### [WHAT IS ASKED]
Locate the word "color" in the material, then show every line that holds it.

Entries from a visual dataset
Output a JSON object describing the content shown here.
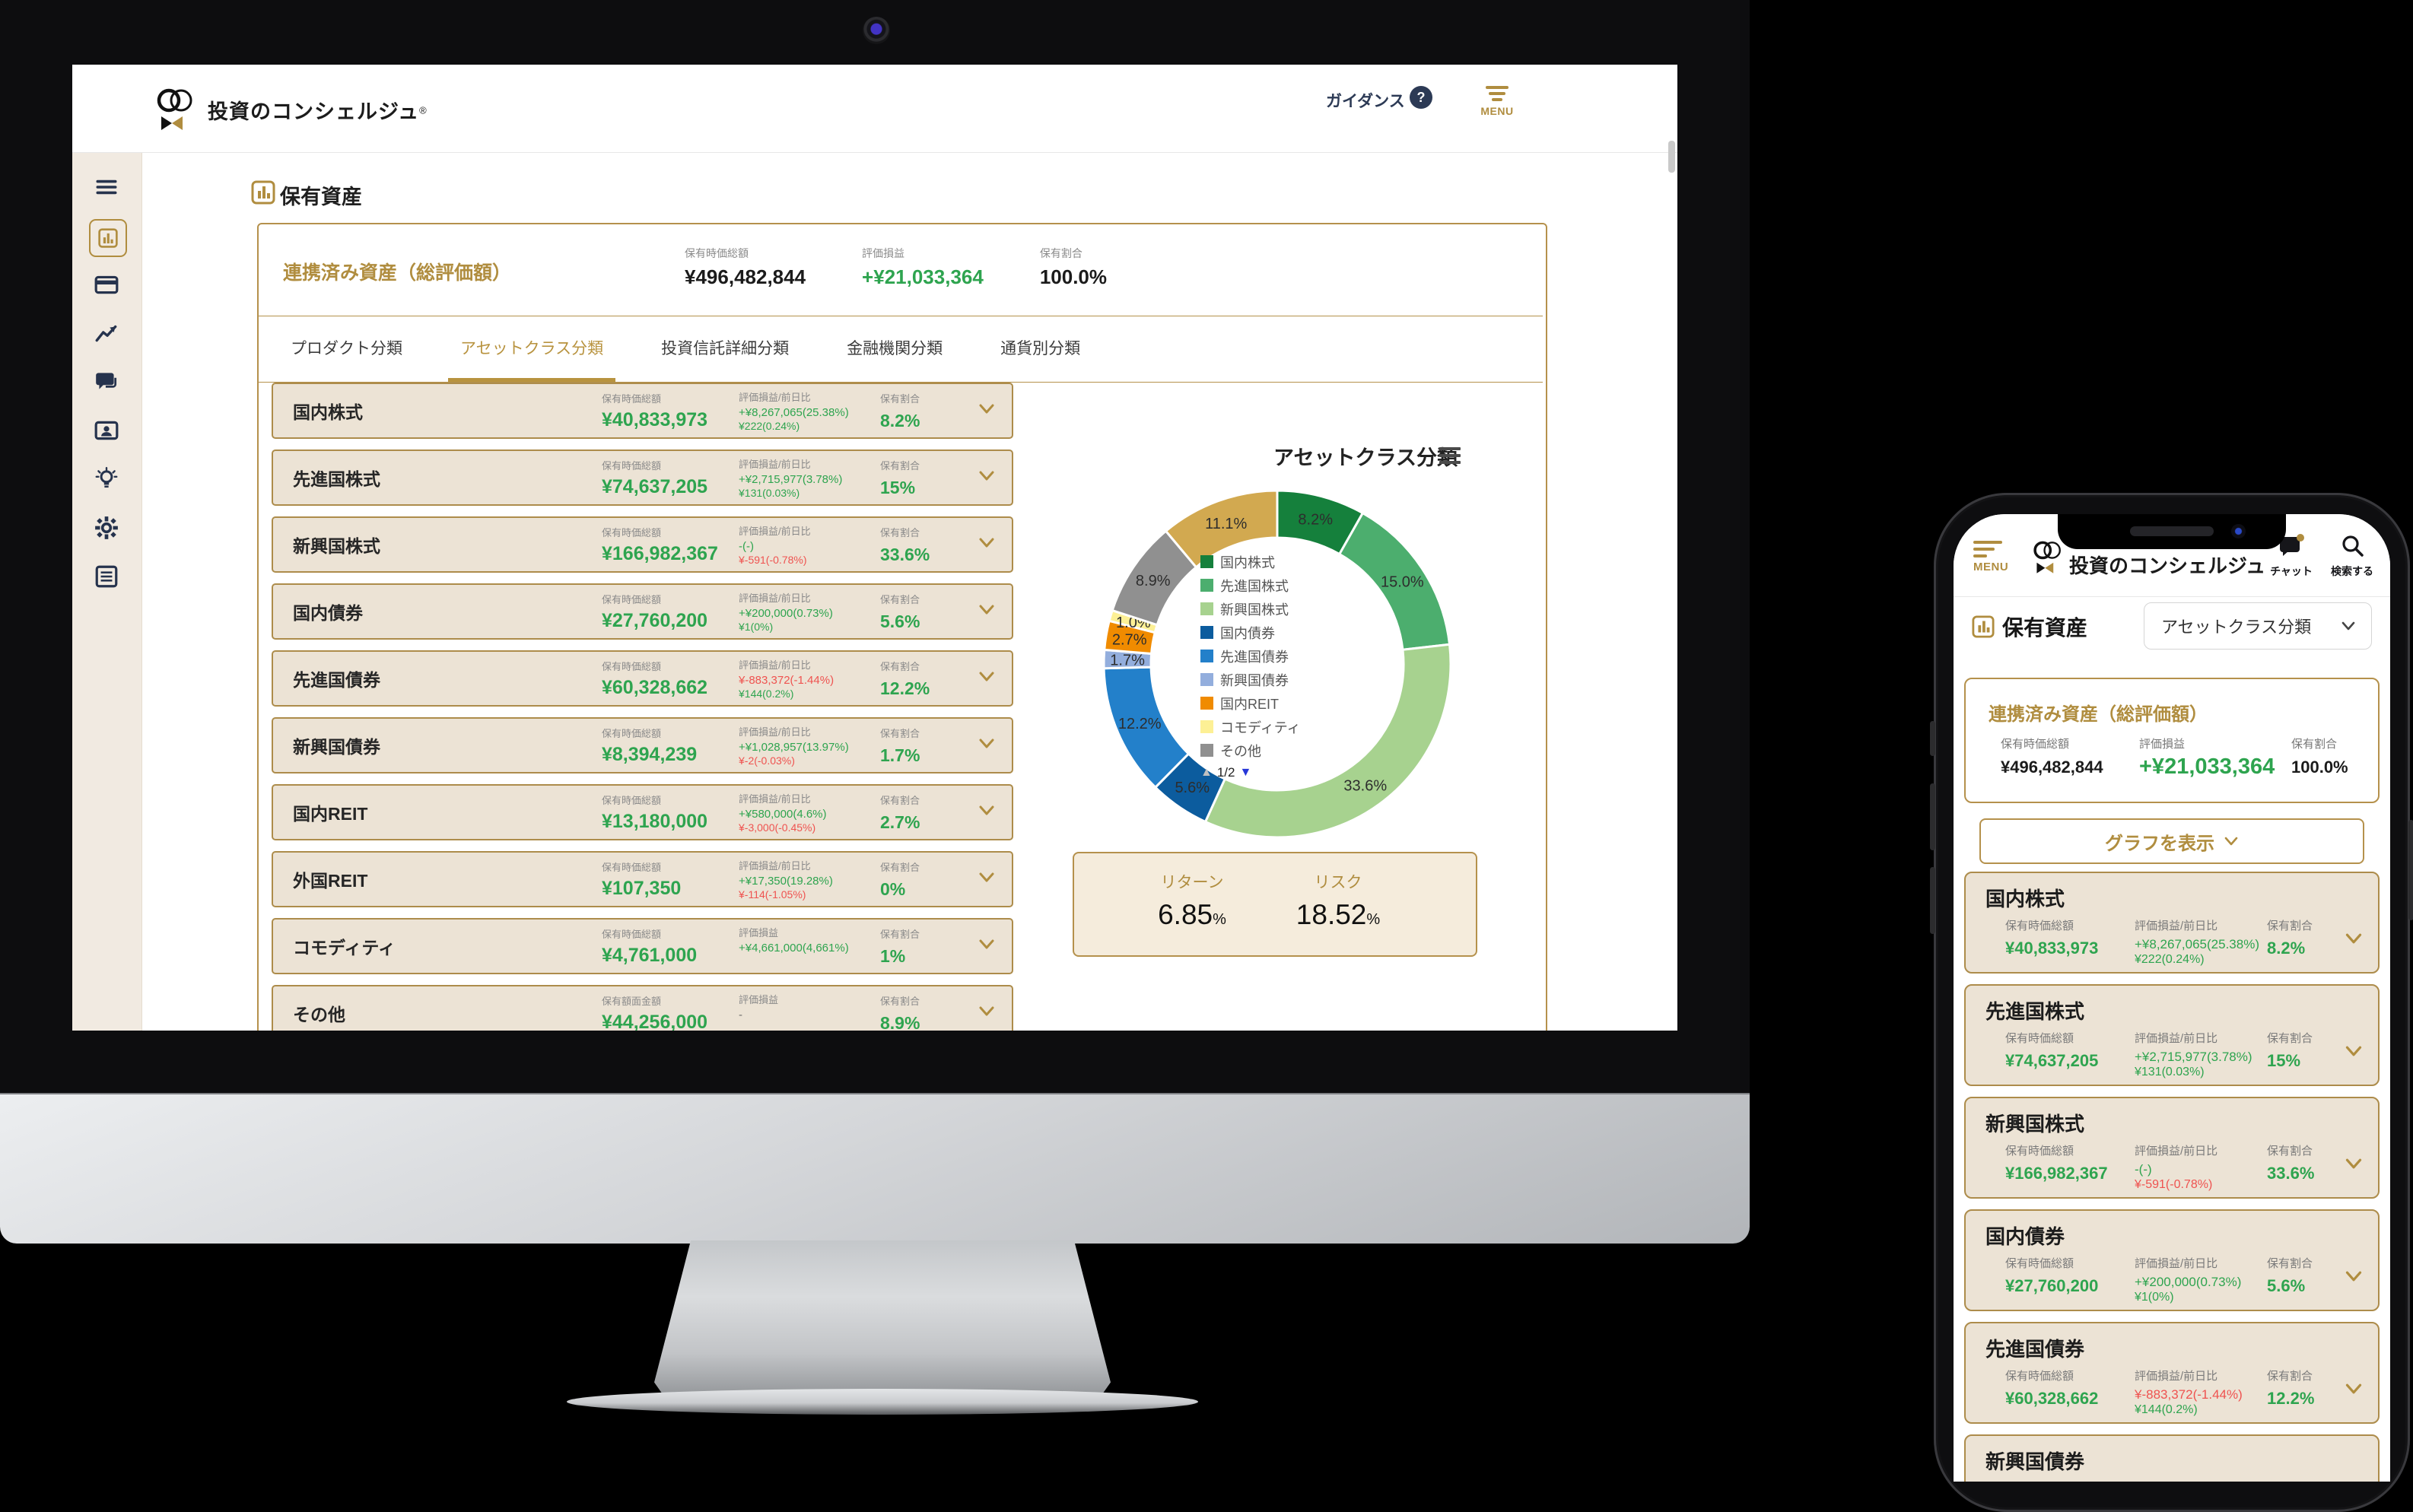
{
  "desktop": {
    "header": {
      "logo_text": "投資のコンシェルジュ",
      "logo_reg": "®",
      "guidance_label": "ガイダンス",
      "help_glyph": "?",
      "menu_label": "MENU"
    },
    "sidebar": {
      "icons": [
        "menu",
        "portfolio",
        "accounts",
        "performance",
        "chat",
        "profile",
        "ideas",
        "settings",
        "reports"
      ],
      "active_icon": "portfolio"
    },
    "page_title": "保有資産",
    "summary": {
      "title": "連携済み資産（総評価額）",
      "cols": [
        {
          "label": "保有時価総額",
          "value": "¥496,482,844",
          "tone": "dark"
        },
        {
          "label": "評価損益",
          "value": "+¥21,033,364",
          "tone": "pos"
        },
        {
          "label": "保有割合",
          "value": "100.0%",
          "tone": "dark"
        }
      ]
    },
    "tabs": [
      {
        "label": "プロダクト分類",
        "active": false
      },
      {
        "label": "アセットクラス分類",
        "active": true
      },
      {
        "label": "投資信託詳細分類",
        "active": false
      },
      {
        "label": "金融機関分類",
        "active": false
      },
      {
        "label": "通貨別分類",
        "active": false
      }
    ],
    "risk_return": {
      "return_label": "リターン",
      "return_value": "6.85",
      "risk_label": "リスク",
      "risk_value": "18.52",
      "pct": "%"
    }
  },
  "assets": [
    {
      "name": "国内株式",
      "amount_label": "保有時価総額",
      "amount": "¥40,833,973",
      "pl_label": "評価損益/前日比",
      "pl1": "+¥8,267,065(25.38%)",
      "pl1_c": "pos",
      "pl2": "¥222(0.24%)",
      "pl2_c": "pos",
      "ratio_label": "保有割合",
      "ratio": "8.2%"
    },
    {
      "name": "先進国株式",
      "amount_label": "保有時価総額",
      "amount": "¥74,637,205",
      "pl_label": "評価損益/前日比",
      "pl1": "+¥2,715,977(3.78%)",
      "pl1_c": "pos",
      "pl2": "¥131(0.03%)",
      "pl2_c": "pos",
      "ratio_label": "保有割合",
      "ratio": "15%"
    },
    {
      "name": "新興国株式",
      "amount_label": "保有時価総額",
      "amount": "¥166,982,367",
      "pl_label": "評価損益/前日比",
      "pl1": "-(-)",
      "pl1_c": "pos",
      "pl2": "¥-591(-0.78%)",
      "pl2_c": "neg",
      "ratio_label": "保有割合",
      "ratio": "33.6%"
    },
    {
      "name": "国内債券",
      "amount_label": "保有時価総額",
      "amount": "¥27,760,200",
      "pl_label": "評価損益/前日比",
      "pl1": "+¥200,000(0.73%)",
      "pl1_c": "pos",
      "pl2": "¥1(0%)",
      "pl2_c": "pos",
      "ratio_label": "保有割合",
      "ratio": "5.6%"
    },
    {
      "name": "先進国債券",
      "amount_label": "保有時価総額",
      "amount": "¥60,328,662",
      "pl_label": "評価損益/前日比",
      "pl1": "¥-883,372(-1.44%)",
      "pl1_c": "neg",
      "pl2": "¥144(0.2%)",
      "pl2_c": "pos",
      "ratio_label": "保有割合",
      "ratio": "12.2%"
    },
    {
      "name": "新興国債券",
      "amount_label": "保有時価総額",
      "amount": "¥8,394,239",
      "pl_label": "評価損益/前日比",
      "pl1": "+¥1,028,957(13.97%)",
      "pl1_c": "pos",
      "pl2": "¥-2(-0.03%)",
      "pl2_c": "neg",
      "ratio_label": "保有割合",
      "ratio": "1.7%"
    },
    {
      "name": "国内REIT",
      "amount_label": "保有時価総額",
      "amount": "¥13,180,000",
      "pl_label": "評価損益/前日比",
      "pl1": "+¥580,000(4.6%)",
      "pl1_c": "pos",
      "pl2": "¥-3,000(-0.45%)",
      "pl2_c": "neg",
      "ratio_label": "保有割合",
      "ratio": "2.7%"
    },
    {
      "name": "外国REIT",
      "amount_label": "保有時価総額",
      "amount": "¥107,350",
      "pl_label": "評価損益/前日比",
      "pl1": "+¥17,350(19.28%)",
      "pl1_c": "pos",
      "pl2": "¥-114(-1.05%)",
      "pl2_c": "neg",
      "ratio_label": "保有割合",
      "ratio": "0%"
    },
    {
      "name": "コモディティ",
      "amount_label": "保有時価総額",
      "amount": "¥4,761,000",
      "pl_label": "評価損益",
      "pl1": "+¥4,661,000(4,661%)",
      "pl1_c": "pos",
      "pl2": "",
      "pl2_c": "",
      "ratio_label": "保有割合",
      "ratio": "1%"
    },
    {
      "name": "その他",
      "amount_label": "保有額面金額",
      "amount": "¥44,256,000",
      "pl_label": "評価損益",
      "pl1": "-",
      "pl1_c": "muted",
      "pl2": "",
      "pl2_c": "",
      "ratio_label": "保有割合",
      "ratio": "8.9%"
    }
  ],
  "chart_data": {
    "type": "pie",
    "subtype": "donut",
    "title": "アセットクラス分類",
    "start_angle_deg": 0,
    "direction": "clockwise",
    "segments": [
      {
        "label": "国内株式",
        "value": 8.2,
        "color": "#15803c"
      },
      {
        "label": "先進国株式",
        "value": 15.0,
        "color": "#4cae6e"
      },
      {
        "label": "新興国株式",
        "value": 33.6,
        "color": "#a7d28f"
      },
      {
        "label": "国内債券",
        "value": 5.6,
        "color": "#0c5c9e"
      },
      {
        "label": "先進国債券",
        "value": 12.2,
        "color": "#2380ca"
      },
      {
        "label": "新興国債券",
        "value": 1.7,
        "color": "#93aedd"
      },
      {
        "label": "国内REIT",
        "value": 2.7,
        "color": "#f08b00"
      },
      {
        "label": "コモディティ",
        "value": 1.0,
        "color": "#fdf095"
      },
      {
        "label": "その他",
        "value": 8.9,
        "color": "#909090"
      },
      {
        "label": "",
        "value": 11.1,
        "color": "#d2a950"
      }
    ],
    "value_labels": [
      "8.2%",
      "15.0%",
      "33.6%",
      "5.6%",
      "12.2%",
      "1.7%",
      "2.7%",
      "1.0%",
      "8.9%",
      "11.1%"
    ],
    "legend": {
      "visible_items": 9,
      "pagination": {
        "up": "▲",
        "current": "1/2",
        "down": "▼"
      },
      "position": "center-of-donut"
    }
  },
  "phone": {
    "header": {
      "menu_label": "MENU",
      "logo_text": "投資のコンシェルジュ",
      "chat_label": "チャット",
      "search_label": "検索する"
    },
    "page_title": "保有資産",
    "dropdown_value": "アセットクラス分類",
    "summary": {
      "title": "連携済み資産（総評価額）",
      "cols": [
        {
          "label": "保有時価総額",
          "value": "¥496,482,844",
          "tone": "dark"
        },
        {
          "label": "評価損益",
          "value": "+¥21,033,364",
          "tone": "pos-big"
        },
        {
          "label": "保有割合",
          "value": "100.0%",
          "tone": "dark"
        }
      ]
    },
    "graph_button_label": "グラフを表示",
    "visible_asset_count": 6
  }
}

### [RESPONSE]
        "color": "#15803c"
        "color": "#4cae6e"
        "color": "#a7d28f"
        "color": "#0c5c9e"
        "color": "#2380ca"
        "color": "#93aedd"
        "color": "#f08b00"
        "color": "#fdf095"
        "color": "#909090"
        "color": "#d2a950"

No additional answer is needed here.